Extracted data entries
****************************************
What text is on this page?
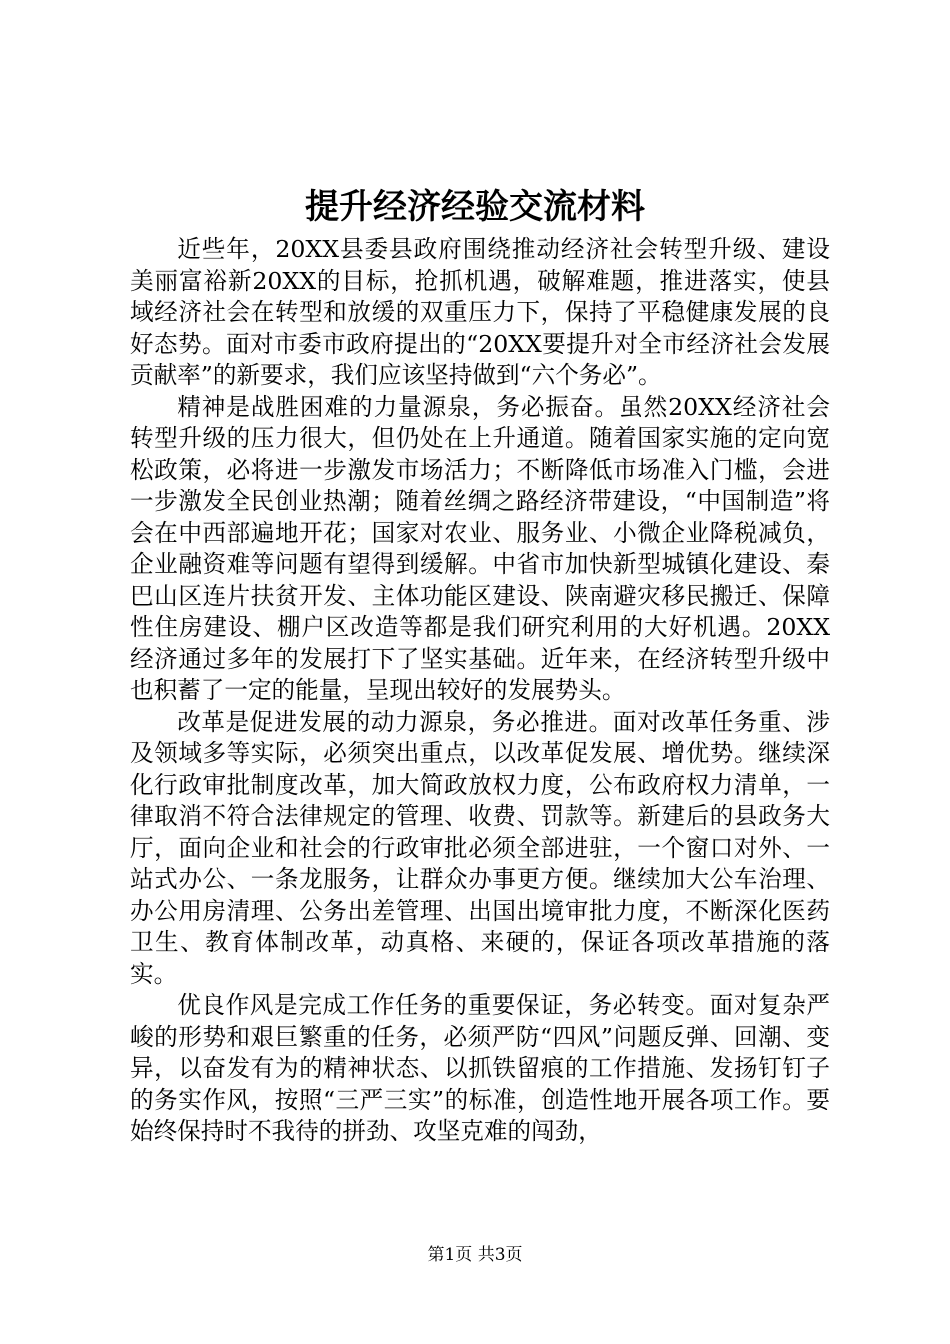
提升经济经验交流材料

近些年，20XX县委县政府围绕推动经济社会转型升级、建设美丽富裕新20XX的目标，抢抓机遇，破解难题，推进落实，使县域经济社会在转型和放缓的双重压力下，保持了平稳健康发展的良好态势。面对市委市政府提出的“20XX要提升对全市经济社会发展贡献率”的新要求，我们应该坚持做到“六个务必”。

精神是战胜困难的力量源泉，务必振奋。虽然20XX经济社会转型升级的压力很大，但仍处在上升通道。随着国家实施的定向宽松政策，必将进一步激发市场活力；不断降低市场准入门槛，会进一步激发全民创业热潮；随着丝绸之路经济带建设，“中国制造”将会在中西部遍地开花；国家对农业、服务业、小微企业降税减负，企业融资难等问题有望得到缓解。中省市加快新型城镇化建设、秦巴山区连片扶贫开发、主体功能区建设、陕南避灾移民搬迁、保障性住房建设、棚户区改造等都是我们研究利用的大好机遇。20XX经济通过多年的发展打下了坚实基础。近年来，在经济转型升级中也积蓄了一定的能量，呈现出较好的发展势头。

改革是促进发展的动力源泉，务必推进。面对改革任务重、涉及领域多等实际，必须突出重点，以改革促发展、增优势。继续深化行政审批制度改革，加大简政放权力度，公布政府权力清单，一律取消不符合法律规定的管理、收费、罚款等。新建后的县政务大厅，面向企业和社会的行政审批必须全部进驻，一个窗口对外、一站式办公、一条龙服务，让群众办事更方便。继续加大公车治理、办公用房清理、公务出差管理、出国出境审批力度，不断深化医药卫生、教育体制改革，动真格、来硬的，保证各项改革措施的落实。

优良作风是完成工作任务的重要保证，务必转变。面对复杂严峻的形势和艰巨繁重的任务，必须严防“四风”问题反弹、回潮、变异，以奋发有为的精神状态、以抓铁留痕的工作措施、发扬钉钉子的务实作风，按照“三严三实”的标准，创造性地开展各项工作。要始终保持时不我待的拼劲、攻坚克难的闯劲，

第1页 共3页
****************************************
INSTRUCTIONS TO FOLLOW =>
Restate the whole listing above exactly, please, omitting every image.

FINAL ANSWER =>
What text is on this page?
提升经济经验交流材料

近些年，20XX县委县政府围绕推动经济社会转型升级、建设美丽富裕新20XX的目标，抢抓机遇，破解难题，推进落实，使县域经济社会在转型和放缓的双重压力下，保持了平稳健康发展的良好态势。面对市委市政府提出的“20XX要提升对全市经济社会发展贡献率”的新要求，我们应该坚持做到“六个务必”。

精神是战胜困难的力量源泉，务必振奋。虽然20XX经济社会转型升级的压力很大，但仍处在上升通道。随着国家实施的定向宽松政策，必将进一步激发市场活力；不断降低市场准入门槛，会进一步激发全民创业热潮；随着丝绸之路经济带建设，“中国制造”将会在中西部遍地开花；国家对农业、服务业、小微企业降税减负，企业融资难等问题有望得到缓解。中省市加快新型城镇化建设、秦巴山区连片扶贫开发、主体功能区建设、陕南避灾移民搬迁、保障性住房建设、棚户区改造等都是我们研究利用的大好机遇。20XX经济通过多年的发展打下了坚实基础。近年来，在经济转型升级中也积蓄了一定的能量，呈现出较好的发展势头。

改革是促进发展的动力源泉，务必推进。面对改革任务重、涉及领域多等实际，必须突出重点，以改革促发展、增优势。继续深化行政审批制度改革，加大简政放权力度，公布政府权力清单，一律取消不符合法律规定的管理、收费、罚款等。新建后的县政务大厅，面向企业和社会的行政审批必须全部进驻，一个窗口对外、一站式办公、一条龙服务，让群众办事更方便。继续加大公车治理、办公用房清理、公务出差管理、出国出境审批力度，不断深化医药卫生、教育体制改革，动真格、来硬的，保证各项改革措施的落实。

优良作风是完成工作任务的重要保证，务必转变。面对复杂严峻的形势和艰巨繁重的任务，必须严防“四风”问题反弹、回潮、变异，以奋发有为的精神状态、以抓铁留痕的工作措施、发扬钉钉子的务实作风，按照“三严三实”的标准，创造性地开展各项工作。要始终保持时不我待的拼劲、攻坚克难的闯劲，

第1页 共3页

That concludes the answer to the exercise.